Le microbiote intestinal est également pointé par plusieurs études suggérant l’existence de dysbioses, mais son rôle causal restait à prouver. C’est justement ce que s’est attachée à faire une équipe chinoise via une randomisation mendélienne, qui permet de faire fi de nombreux facteurs confondants et biais et de démontrer que le microbiote et ses métabolites sont la cause, et non la conséquence, de l’apnée.
L’effet protecteur de la famille des Ruminococcaceae
En pratique, les chercheurs ont réalisé l’étude à partir de bases de données pré-existantes : côté apnée, les données génétiques du projet finlandais FinnGen 2 qui compte 33 423 patients souffrant d’apnée et 307 648 témoins ; côté microbiote, les données du consortium MiBioGen 3 qui a rassemblé et analysé les génotypes et les données du microbiote fécal 16S de 18 340 personnes.
La randomisation mendélienne a porté sur 196 taxons microbiens intestinaux, 83 types de métabolites microbiens et le risque d'apnée. Elle met en évidence que certaines bactéries augmenteraient le risque (le genre Ruminococcaceae UCG009 et le genre Subdoligranulum) tandis que d’autres (famille des Ruminococcaceae, genre Coprococcus2, genre Eggerthella, et le genre Eubacterium) le réduiraient.
L’effet protecteur de la famille bactérienne des Ruminococcaceae pourrait passer par la capacité de ces bactéries à produire des (sidenote: Acides Gras à Chaîne Courte (AGCC) Les acides gras à chaîne courte sont une source d’énergie (carburant) des cellules de l’individu, ils interagissent avec le système immunitaire et sont impliqués dans la communication entre l’intestin et le cerveau. Silva YP, Bernardi A, Frozza RL. The Role of Short-Chain Fatty Acids From Gut Microbiota in Gut-Brain Communication. Front Endocrinol (Lausanne). 2020;11:25. ) réduisant l’inflammation, renforçant la barrière intestinale et limitant la prolifération de bactéries pathogènes, mais aussi par leur implication dans le métabolisme des acides biliaires, connus pour leur rôle dans le sommeil et la régulation de ses cycles.
::::
## Consigne
D'après l'extrait sur le microbiote intestinal et l'apnée, combien de patients souffrant d'apnée le projet finlandais FinnGen compte-t-il ? Il n'est pas nécessaire de consulter les données pour ce travail.
::::
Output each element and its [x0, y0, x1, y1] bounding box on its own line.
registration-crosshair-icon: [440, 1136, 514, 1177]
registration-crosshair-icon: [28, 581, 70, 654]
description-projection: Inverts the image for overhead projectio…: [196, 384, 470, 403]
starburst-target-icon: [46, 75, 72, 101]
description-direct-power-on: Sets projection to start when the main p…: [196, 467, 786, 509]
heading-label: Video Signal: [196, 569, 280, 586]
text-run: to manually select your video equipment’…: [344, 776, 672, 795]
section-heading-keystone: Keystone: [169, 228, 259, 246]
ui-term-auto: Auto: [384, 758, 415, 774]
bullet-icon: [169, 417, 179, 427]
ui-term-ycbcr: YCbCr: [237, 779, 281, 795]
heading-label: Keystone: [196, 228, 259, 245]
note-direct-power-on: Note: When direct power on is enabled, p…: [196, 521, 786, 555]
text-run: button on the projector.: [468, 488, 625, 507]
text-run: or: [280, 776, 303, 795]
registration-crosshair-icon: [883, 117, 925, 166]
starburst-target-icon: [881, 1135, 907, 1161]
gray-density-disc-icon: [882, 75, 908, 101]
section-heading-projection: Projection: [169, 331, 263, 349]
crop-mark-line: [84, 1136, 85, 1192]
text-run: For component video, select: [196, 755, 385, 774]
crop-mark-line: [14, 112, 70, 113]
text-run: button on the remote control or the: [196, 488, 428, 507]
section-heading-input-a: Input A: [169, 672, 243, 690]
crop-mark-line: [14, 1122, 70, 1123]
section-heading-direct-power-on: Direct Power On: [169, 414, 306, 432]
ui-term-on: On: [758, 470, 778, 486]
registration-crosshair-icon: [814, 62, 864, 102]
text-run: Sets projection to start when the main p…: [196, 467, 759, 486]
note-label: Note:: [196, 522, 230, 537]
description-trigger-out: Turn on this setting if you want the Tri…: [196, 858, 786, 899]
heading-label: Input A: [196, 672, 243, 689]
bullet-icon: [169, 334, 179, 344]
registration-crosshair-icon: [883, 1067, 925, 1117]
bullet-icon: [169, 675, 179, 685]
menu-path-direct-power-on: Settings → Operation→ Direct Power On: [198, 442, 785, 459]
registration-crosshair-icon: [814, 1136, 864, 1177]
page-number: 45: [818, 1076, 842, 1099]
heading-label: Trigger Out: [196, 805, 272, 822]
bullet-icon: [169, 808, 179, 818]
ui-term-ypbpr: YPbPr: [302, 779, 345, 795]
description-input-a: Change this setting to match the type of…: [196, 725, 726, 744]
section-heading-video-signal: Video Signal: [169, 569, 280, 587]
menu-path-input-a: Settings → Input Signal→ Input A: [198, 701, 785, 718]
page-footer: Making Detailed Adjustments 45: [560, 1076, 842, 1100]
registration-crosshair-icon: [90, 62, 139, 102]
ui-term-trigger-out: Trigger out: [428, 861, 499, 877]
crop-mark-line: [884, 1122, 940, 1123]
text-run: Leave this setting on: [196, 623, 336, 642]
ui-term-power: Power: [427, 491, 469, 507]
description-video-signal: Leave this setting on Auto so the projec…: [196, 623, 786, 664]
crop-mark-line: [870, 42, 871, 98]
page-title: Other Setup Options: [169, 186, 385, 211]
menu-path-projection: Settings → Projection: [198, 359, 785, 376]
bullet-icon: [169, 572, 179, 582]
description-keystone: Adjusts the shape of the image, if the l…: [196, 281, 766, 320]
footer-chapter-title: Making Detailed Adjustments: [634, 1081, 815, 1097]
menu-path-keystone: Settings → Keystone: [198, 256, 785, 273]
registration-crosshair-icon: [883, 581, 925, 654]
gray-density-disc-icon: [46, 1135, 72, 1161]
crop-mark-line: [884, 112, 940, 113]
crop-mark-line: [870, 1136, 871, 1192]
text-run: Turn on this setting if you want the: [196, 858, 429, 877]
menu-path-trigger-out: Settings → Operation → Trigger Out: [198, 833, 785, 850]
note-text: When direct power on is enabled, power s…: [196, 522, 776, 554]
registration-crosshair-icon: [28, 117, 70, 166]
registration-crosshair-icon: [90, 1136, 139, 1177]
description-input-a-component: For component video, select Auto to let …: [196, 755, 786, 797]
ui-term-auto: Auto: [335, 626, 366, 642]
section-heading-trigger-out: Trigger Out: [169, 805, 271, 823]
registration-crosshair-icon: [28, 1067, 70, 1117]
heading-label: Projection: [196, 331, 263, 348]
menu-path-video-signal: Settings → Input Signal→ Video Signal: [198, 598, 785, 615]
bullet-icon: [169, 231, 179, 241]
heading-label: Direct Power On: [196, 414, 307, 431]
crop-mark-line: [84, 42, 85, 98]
::::
## Votre réponse
33 423 patients.